* **Recorded data**:
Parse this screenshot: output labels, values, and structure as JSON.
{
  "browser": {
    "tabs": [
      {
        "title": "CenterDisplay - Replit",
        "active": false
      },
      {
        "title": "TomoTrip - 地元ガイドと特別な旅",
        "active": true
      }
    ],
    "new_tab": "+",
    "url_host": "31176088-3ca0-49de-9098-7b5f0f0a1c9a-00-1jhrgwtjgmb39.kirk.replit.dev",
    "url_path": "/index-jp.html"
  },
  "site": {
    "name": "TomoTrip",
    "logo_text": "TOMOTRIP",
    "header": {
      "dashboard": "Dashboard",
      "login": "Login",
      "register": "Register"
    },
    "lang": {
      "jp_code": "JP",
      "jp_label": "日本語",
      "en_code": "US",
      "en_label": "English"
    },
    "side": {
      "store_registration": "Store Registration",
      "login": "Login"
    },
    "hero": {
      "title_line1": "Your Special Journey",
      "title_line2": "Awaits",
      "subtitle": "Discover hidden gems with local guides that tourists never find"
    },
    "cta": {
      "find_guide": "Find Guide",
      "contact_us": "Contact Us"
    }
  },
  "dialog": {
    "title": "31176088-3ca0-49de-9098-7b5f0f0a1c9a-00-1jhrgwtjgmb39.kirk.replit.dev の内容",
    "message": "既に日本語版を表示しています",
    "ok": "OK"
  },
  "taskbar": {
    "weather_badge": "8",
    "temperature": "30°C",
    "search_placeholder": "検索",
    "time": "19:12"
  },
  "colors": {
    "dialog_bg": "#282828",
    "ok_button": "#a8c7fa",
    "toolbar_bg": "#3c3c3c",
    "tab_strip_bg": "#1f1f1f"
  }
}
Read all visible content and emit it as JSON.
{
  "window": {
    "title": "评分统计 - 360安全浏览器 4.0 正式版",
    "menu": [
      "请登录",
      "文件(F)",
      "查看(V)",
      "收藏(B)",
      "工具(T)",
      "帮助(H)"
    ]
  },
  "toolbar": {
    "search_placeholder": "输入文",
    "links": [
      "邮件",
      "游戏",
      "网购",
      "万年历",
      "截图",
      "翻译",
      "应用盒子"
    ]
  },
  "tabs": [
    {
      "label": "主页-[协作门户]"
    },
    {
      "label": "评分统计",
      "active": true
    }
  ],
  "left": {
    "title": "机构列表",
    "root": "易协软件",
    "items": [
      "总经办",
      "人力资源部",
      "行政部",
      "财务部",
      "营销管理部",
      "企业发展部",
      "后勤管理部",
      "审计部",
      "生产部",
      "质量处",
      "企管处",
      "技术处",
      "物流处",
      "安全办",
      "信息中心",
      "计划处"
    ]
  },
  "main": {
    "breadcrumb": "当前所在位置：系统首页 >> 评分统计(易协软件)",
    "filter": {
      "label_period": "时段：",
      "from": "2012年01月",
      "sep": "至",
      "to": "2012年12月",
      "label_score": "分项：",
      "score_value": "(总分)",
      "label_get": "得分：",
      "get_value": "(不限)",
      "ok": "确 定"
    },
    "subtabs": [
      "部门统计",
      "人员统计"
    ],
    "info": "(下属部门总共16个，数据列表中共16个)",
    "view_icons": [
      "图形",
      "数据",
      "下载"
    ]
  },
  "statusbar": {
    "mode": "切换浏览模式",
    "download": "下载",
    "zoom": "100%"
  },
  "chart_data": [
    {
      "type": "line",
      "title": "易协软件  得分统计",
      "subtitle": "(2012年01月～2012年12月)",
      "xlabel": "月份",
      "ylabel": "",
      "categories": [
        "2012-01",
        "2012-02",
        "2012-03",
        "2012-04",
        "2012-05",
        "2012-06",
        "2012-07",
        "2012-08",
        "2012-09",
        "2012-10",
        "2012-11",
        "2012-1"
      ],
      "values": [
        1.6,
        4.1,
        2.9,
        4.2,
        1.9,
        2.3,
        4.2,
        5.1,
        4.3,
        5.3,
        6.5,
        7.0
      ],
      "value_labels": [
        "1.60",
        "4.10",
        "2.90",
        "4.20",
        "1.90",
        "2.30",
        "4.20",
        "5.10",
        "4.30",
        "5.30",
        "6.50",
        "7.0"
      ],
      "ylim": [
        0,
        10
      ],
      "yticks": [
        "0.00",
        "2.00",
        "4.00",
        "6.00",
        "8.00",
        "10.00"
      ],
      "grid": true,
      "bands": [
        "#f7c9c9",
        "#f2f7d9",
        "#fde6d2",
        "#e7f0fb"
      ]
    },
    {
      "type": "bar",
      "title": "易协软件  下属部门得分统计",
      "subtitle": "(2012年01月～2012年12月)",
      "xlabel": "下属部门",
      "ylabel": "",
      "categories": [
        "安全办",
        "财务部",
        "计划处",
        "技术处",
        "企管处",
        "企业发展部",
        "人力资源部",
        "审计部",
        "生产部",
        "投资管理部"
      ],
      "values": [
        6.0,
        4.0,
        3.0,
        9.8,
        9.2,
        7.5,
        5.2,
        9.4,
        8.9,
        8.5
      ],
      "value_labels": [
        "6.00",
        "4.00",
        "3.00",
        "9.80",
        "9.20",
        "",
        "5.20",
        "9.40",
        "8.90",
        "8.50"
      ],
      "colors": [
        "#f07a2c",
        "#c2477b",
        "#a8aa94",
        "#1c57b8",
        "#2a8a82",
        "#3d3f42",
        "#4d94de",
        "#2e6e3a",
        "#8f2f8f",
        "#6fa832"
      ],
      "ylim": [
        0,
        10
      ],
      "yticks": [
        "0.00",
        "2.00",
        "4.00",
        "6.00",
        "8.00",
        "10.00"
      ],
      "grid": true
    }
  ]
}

* **Brief**:
Show every line of the listing in which the string "JSON" can be found.

* **Output for this task**:
Parse this screenshot: output labels, values, and structure as JSON.
Read all visible content and emit it as JSON.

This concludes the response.